==== Exercise data ====
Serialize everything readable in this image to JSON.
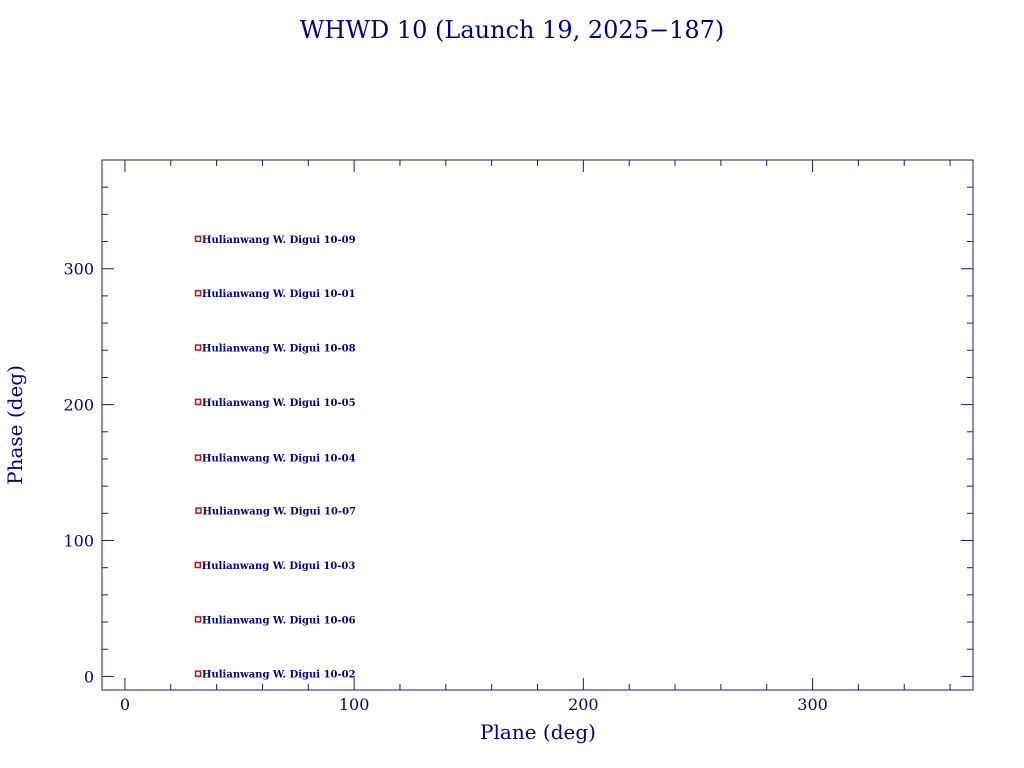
{
  "chart_data": {
    "type": "scatter",
    "title": "WHWD 10 (Launch 19, 2025−187)",
    "xlabel": "Plane (deg)",
    "ylabel": "Phase (deg)",
    "xlim": [
      -10,
      370
    ],
    "ylim": [
      -10,
      380
    ],
    "xticks": [
      0,
      100,
      200,
      300
    ],
    "yticks": [
      0,
      100,
      200,
      300
    ],
    "grid": false,
    "legend": "none",
    "colors": {
      "axis": "#1a1a8c",
      "text": "#00008b",
      "marker": "#d11010"
    },
    "points": [
      {
        "x": 31.9,
        "y": 322,
        "label": "Hulianwang W. Digui 10-09"
      },
      {
        "x": 31.9,
        "y": 282,
        "label": "Hulianwang W. Digui 10-01"
      },
      {
        "x": 31.9,
        "y": 242,
        "label": "Hulianwang W. Digui 10-08"
      },
      {
        "x": 31.9,
        "y": 202,
        "label": "Hulianwang W. Digui 10-05"
      },
      {
        "x": 31.9,
        "y": 161,
        "label": "Hulianwang W. Digui 10-04"
      },
      {
        "x": 32.1,
        "y": 122,
        "label": "Hulianwang W. Digui 10-07"
      },
      {
        "x": 31.8,
        "y": 82,
        "label": "Hulianwang W. Digui 10-03"
      },
      {
        "x": 31.9,
        "y": 42,
        "label": "Hulianwang W. Digui 10-06"
      },
      {
        "x": 31.9,
        "y": 2,
        "label": "Hulianwang W. Digui 10-02"
      }
    ]
  }
}
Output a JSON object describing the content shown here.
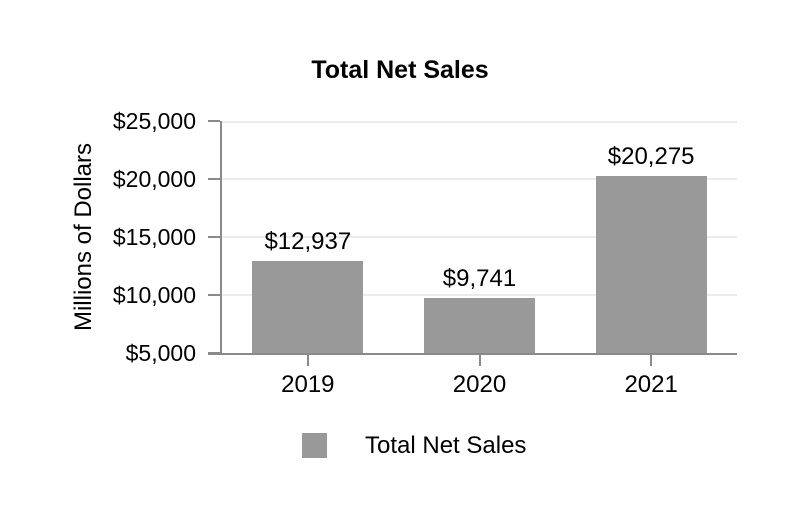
{
  "chart_data": {
    "type": "bar",
    "title": "Total Net Sales",
    "ylabel": "Millions of Dollars",
    "xlabel": "",
    "categories": [
      "2019",
      "2020",
      "2021"
    ],
    "values": [
      12937,
      9741,
      20275
    ],
    "value_labels": [
      "$12,937",
      "$9,741",
      "$20,275"
    ],
    "ylim": [
      5000,
      25000
    ],
    "yticks": [
      5000,
      10000,
      15000,
      20000,
      25000
    ],
    "ytick_labels": [
      "$5,000",
      "$10,000",
      "$15,000",
      "$20,000",
      "$25,000"
    ],
    "grid": true,
    "legend": {
      "position": "bottom",
      "entries": [
        {
          "label": "Total Net Sales",
          "swatch_icon": "gray-square-swatch"
        }
      ]
    },
    "colors": {
      "bar": "#999999",
      "axis": "#8a8a8a",
      "gridline": "#ebebeb",
      "text": "#000000",
      "background": "#ffffff"
    }
  }
}
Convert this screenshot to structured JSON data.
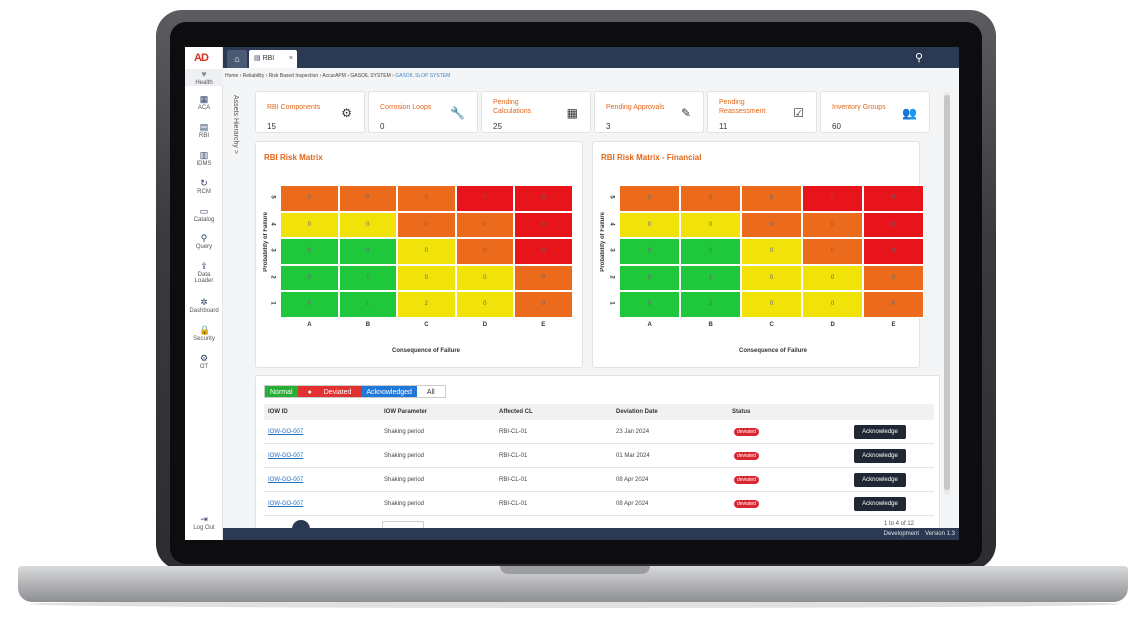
{
  "app": {
    "logo_text": "AD",
    "tab_label": "RBI",
    "tab_close": "×"
  },
  "nav": [
    {
      "label": "Health",
      "icon": "heart-icon",
      "glyph": "♥"
    },
    {
      "label": "ACA",
      "icon": "grid-icon",
      "glyph": "▦"
    },
    {
      "label": "RBI",
      "icon": "document-icon",
      "glyph": "▤"
    },
    {
      "label": "IDMS",
      "icon": "bar-chart-icon",
      "glyph": "▥"
    },
    {
      "label": "RCM",
      "icon": "cycle-icon",
      "glyph": "↻"
    },
    {
      "label": "Catalog",
      "icon": "folder-icon",
      "glyph": "▭"
    },
    {
      "label": "Query",
      "icon": "search-icon",
      "glyph": "⚲"
    },
    {
      "label": "Data",
      "label2": "Loader",
      "icon": "upload-icon",
      "glyph": "⇪"
    },
    {
      "label": "Dashboard",
      "icon": "dashboard-icon",
      "glyph": "✲"
    },
    {
      "label": "Security",
      "icon": "lock-icon",
      "glyph": "🔒"
    },
    {
      "label": "OT",
      "icon": "gear-icon",
      "glyph": "⚙"
    }
  ],
  "logout_label": "Log Out",
  "breadcrumb": [
    "Home",
    "Reliability",
    "Risk Based Inspection",
    "AccurAPM",
    "GASOIL SYSTEM",
    "GASOIL SLOP SYSTEM"
  ],
  "side_panel_label": "Assets Hierarchy >",
  "cards": [
    {
      "title": "RBI Components",
      "value": "15",
      "icon": "gears-icon",
      "glyph": "⚙"
    },
    {
      "title": "Corrosion Loops",
      "value": "0",
      "icon": "wrench-icon",
      "glyph": "🔧"
    },
    {
      "title": "Pending\nCalculations",
      "value": "25",
      "icon": "calculator-icon",
      "glyph": "▦"
    },
    {
      "title": "Pending Approvals",
      "value": "3",
      "icon": "pencil-icon",
      "glyph": "✎"
    },
    {
      "title": "Pending\nReassessment",
      "value": "11",
      "icon": "checklist-icon",
      "glyph": "☑"
    },
    {
      "title": "Inventory Groups",
      "value": "60",
      "icon": "users-icon",
      "glyph": "👥"
    }
  ],
  "matrices": [
    {
      "title": "RBI Risk Matrix",
      "ylabel": "Probability of Failure",
      "xlabel": "Consequence of Failure",
      "rows": [
        "5",
        "4",
        "3",
        "2",
        "1"
      ],
      "cols": [
        "A",
        "B",
        "C",
        "D",
        "E"
      ],
      "values": [
        [
          "0",
          "0",
          "0",
          "0",
          "0"
        ],
        [
          "0",
          "0",
          "0",
          "0",
          "0"
        ],
        [
          "0",
          "0",
          "0",
          "0",
          "0"
        ],
        [
          "0",
          "1",
          "0",
          "0",
          "0"
        ],
        [
          "0",
          "1",
          "2",
          "0",
          "0"
        ]
      ]
    },
    {
      "title": "RBI Risk Matrix - Financial",
      "ylabel": "Probability of Failure",
      "xlabel": "Consequence of Failure",
      "rows": [
        "5",
        "4",
        "3",
        "2",
        "1"
      ],
      "cols": [
        "A",
        "B",
        "C",
        "D",
        "E"
      ],
      "values": [
        [
          "0",
          "0",
          "0",
          "0",
          "0"
        ],
        [
          "0",
          "0",
          "0",
          "0",
          "0"
        ],
        [
          "0",
          "0",
          "0",
          "0",
          "0"
        ],
        [
          "0",
          "1",
          "0",
          "0",
          "0"
        ],
        [
          "0",
          "3",
          "0",
          "0",
          "0"
        ]
      ]
    }
  ],
  "matrix_colors": [
    [
      "#ec6a1b",
      "#ec6a1b",
      "#ec6a1b",
      "#e8141b",
      "#e8141b"
    ],
    [
      "#f1e20a",
      "#f1e20a",
      "#ec6a1b",
      "#ec6a1b",
      "#e8141b"
    ],
    [
      "#1ec83a",
      "#1ec83a",
      "#f1e20a",
      "#ec6a1b",
      "#e8141b"
    ],
    [
      "#1ec83a",
      "#1ec83a",
      "#f1e20a",
      "#f1e20a",
      "#ec6a1b"
    ],
    [
      "#1ec83a",
      "#1ec83a",
      "#f1e20a",
      "#f1e20a",
      "#ec6a1b"
    ]
  ],
  "filters": {
    "normal": "Normal",
    "deviated": "Deviated",
    "acknowledged": "Acknowledged",
    "all": "All"
  },
  "table": {
    "headers": [
      "IOW ID",
      "IOW Parameter",
      "Affected CL",
      "Deviation Date",
      "Status"
    ],
    "rows": [
      {
        "id": "IOW-GO-007",
        "param": "Shaking period",
        "cl": "RBI-CL-01",
        "date": "23 Jan 2024",
        "status": "deviated",
        "action": "Acknowledge"
      },
      {
        "id": "IOW-GO-007",
        "param": "Shaking period",
        "cl": "RBI-CL-01",
        "date": "01 Mar 2024",
        "status": "deviated",
        "action": "Acknowledge"
      },
      {
        "id": "IOW-GO-007",
        "param": "Shaking period",
        "cl": "RBI-CL-01",
        "date": "08 Apr 2024",
        "status": "deviated",
        "action": "Acknowledge"
      },
      {
        "id": "IOW-GO-007",
        "param": "Shaking period",
        "cl": "RBI-CL-01",
        "date": "08 Apr 2024",
        "status": "deviated",
        "action": "Acknowledge"
      }
    ],
    "pager": "1 to 4 of 12"
  },
  "footer": {
    "env": "Development",
    "version": "Version 1.3"
  }
}
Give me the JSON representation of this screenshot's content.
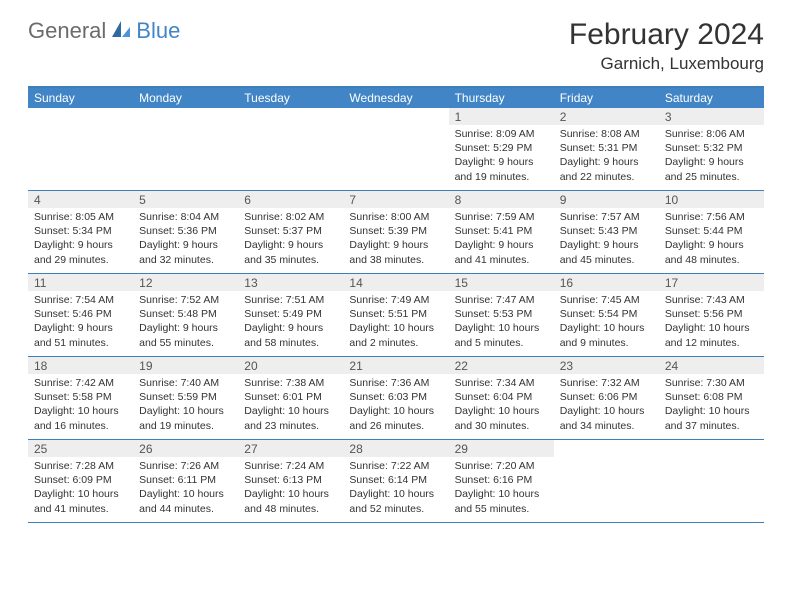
{
  "brand": {
    "part1": "General",
    "part2": "Blue"
  },
  "title": "February 2024",
  "location": "Garnich, Luxembourg",
  "colors": {
    "header_bg": "#4185c6",
    "rule": "#3e7fb8",
    "daynum_bg": "#eeeeee",
    "text": "#333333",
    "logo_grey": "#6b6b6b"
  },
  "dow": [
    "Sunday",
    "Monday",
    "Tuesday",
    "Wednesday",
    "Thursday",
    "Friday",
    "Saturday"
  ],
  "weeks": [
    [
      {
        "n": "",
        "sr": "",
        "ss": "",
        "dl": ""
      },
      {
        "n": "",
        "sr": "",
        "ss": "",
        "dl": ""
      },
      {
        "n": "",
        "sr": "",
        "ss": "",
        "dl": ""
      },
      {
        "n": "",
        "sr": "",
        "ss": "",
        "dl": ""
      },
      {
        "n": "1",
        "sr": "Sunrise: 8:09 AM",
        "ss": "Sunset: 5:29 PM",
        "dl": "Daylight: 9 hours and 19 minutes."
      },
      {
        "n": "2",
        "sr": "Sunrise: 8:08 AM",
        "ss": "Sunset: 5:31 PM",
        "dl": "Daylight: 9 hours and 22 minutes."
      },
      {
        "n": "3",
        "sr": "Sunrise: 8:06 AM",
        "ss": "Sunset: 5:32 PM",
        "dl": "Daylight: 9 hours and 25 minutes."
      }
    ],
    [
      {
        "n": "4",
        "sr": "Sunrise: 8:05 AM",
        "ss": "Sunset: 5:34 PM",
        "dl": "Daylight: 9 hours and 29 minutes."
      },
      {
        "n": "5",
        "sr": "Sunrise: 8:04 AM",
        "ss": "Sunset: 5:36 PM",
        "dl": "Daylight: 9 hours and 32 minutes."
      },
      {
        "n": "6",
        "sr": "Sunrise: 8:02 AM",
        "ss": "Sunset: 5:37 PM",
        "dl": "Daylight: 9 hours and 35 minutes."
      },
      {
        "n": "7",
        "sr": "Sunrise: 8:00 AM",
        "ss": "Sunset: 5:39 PM",
        "dl": "Daylight: 9 hours and 38 minutes."
      },
      {
        "n": "8",
        "sr": "Sunrise: 7:59 AM",
        "ss": "Sunset: 5:41 PM",
        "dl": "Daylight: 9 hours and 41 minutes."
      },
      {
        "n": "9",
        "sr": "Sunrise: 7:57 AM",
        "ss": "Sunset: 5:43 PM",
        "dl": "Daylight: 9 hours and 45 minutes."
      },
      {
        "n": "10",
        "sr": "Sunrise: 7:56 AM",
        "ss": "Sunset: 5:44 PM",
        "dl": "Daylight: 9 hours and 48 minutes."
      }
    ],
    [
      {
        "n": "11",
        "sr": "Sunrise: 7:54 AM",
        "ss": "Sunset: 5:46 PM",
        "dl": "Daylight: 9 hours and 51 minutes."
      },
      {
        "n": "12",
        "sr": "Sunrise: 7:52 AM",
        "ss": "Sunset: 5:48 PM",
        "dl": "Daylight: 9 hours and 55 minutes."
      },
      {
        "n": "13",
        "sr": "Sunrise: 7:51 AM",
        "ss": "Sunset: 5:49 PM",
        "dl": "Daylight: 9 hours and 58 minutes."
      },
      {
        "n": "14",
        "sr": "Sunrise: 7:49 AM",
        "ss": "Sunset: 5:51 PM",
        "dl": "Daylight: 10 hours and 2 minutes."
      },
      {
        "n": "15",
        "sr": "Sunrise: 7:47 AM",
        "ss": "Sunset: 5:53 PM",
        "dl": "Daylight: 10 hours and 5 minutes."
      },
      {
        "n": "16",
        "sr": "Sunrise: 7:45 AM",
        "ss": "Sunset: 5:54 PM",
        "dl": "Daylight: 10 hours and 9 minutes."
      },
      {
        "n": "17",
        "sr": "Sunrise: 7:43 AM",
        "ss": "Sunset: 5:56 PM",
        "dl": "Daylight: 10 hours and 12 minutes."
      }
    ],
    [
      {
        "n": "18",
        "sr": "Sunrise: 7:42 AM",
        "ss": "Sunset: 5:58 PM",
        "dl": "Daylight: 10 hours and 16 minutes."
      },
      {
        "n": "19",
        "sr": "Sunrise: 7:40 AM",
        "ss": "Sunset: 5:59 PM",
        "dl": "Daylight: 10 hours and 19 minutes."
      },
      {
        "n": "20",
        "sr": "Sunrise: 7:38 AM",
        "ss": "Sunset: 6:01 PM",
        "dl": "Daylight: 10 hours and 23 minutes."
      },
      {
        "n": "21",
        "sr": "Sunrise: 7:36 AM",
        "ss": "Sunset: 6:03 PM",
        "dl": "Daylight: 10 hours and 26 minutes."
      },
      {
        "n": "22",
        "sr": "Sunrise: 7:34 AM",
        "ss": "Sunset: 6:04 PM",
        "dl": "Daylight: 10 hours and 30 minutes."
      },
      {
        "n": "23",
        "sr": "Sunrise: 7:32 AM",
        "ss": "Sunset: 6:06 PM",
        "dl": "Daylight: 10 hours and 34 minutes."
      },
      {
        "n": "24",
        "sr": "Sunrise: 7:30 AM",
        "ss": "Sunset: 6:08 PM",
        "dl": "Daylight: 10 hours and 37 minutes."
      }
    ],
    [
      {
        "n": "25",
        "sr": "Sunrise: 7:28 AM",
        "ss": "Sunset: 6:09 PM",
        "dl": "Daylight: 10 hours and 41 minutes."
      },
      {
        "n": "26",
        "sr": "Sunrise: 7:26 AM",
        "ss": "Sunset: 6:11 PM",
        "dl": "Daylight: 10 hours and 44 minutes."
      },
      {
        "n": "27",
        "sr": "Sunrise: 7:24 AM",
        "ss": "Sunset: 6:13 PM",
        "dl": "Daylight: 10 hours and 48 minutes."
      },
      {
        "n": "28",
        "sr": "Sunrise: 7:22 AM",
        "ss": "Sunset: 6:14 PM",
        "dl": "Daylight: 10 hours and 52 minutes."
      },
      {
        "n": "29",
        "sr": "Sunrise: 7:20 AM",
        "ss": "Sunset: 6:16 PM",
        "dl": "Daylight: 10 hours and 55 minutes."
      },
      {
        "n": "",
        "sr": "",
        "ss": "",
        "dl": ""
      },
      {
        "n": "",
        "sr": "",
        "ss": "",
        "dl": ""
      }
    ]
  ]
}
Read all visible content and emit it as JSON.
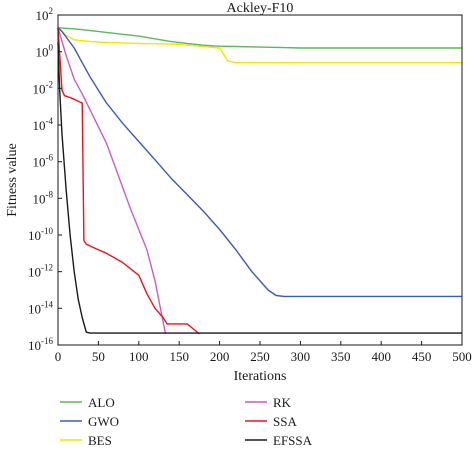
====
- Task to carry out
Look through the records and gather every line containing "title".

- Written solution
    "title": "WHWD 10 (Launch 19, 2025−187)",
    "title": "Total Net Sales",
      "title": "RBI Components",
      "title": "Corrosion Loops",
      "title": "Pending\nCalculations",
      "title": "Pending Approvals",
      "title": "Pending\nReassessment",
      "title": "Inventory Groups",
      "title": "RBI Risk Matrix",
      "title": "RBI Risk Matrix - Financial",
  "title": "February 2024",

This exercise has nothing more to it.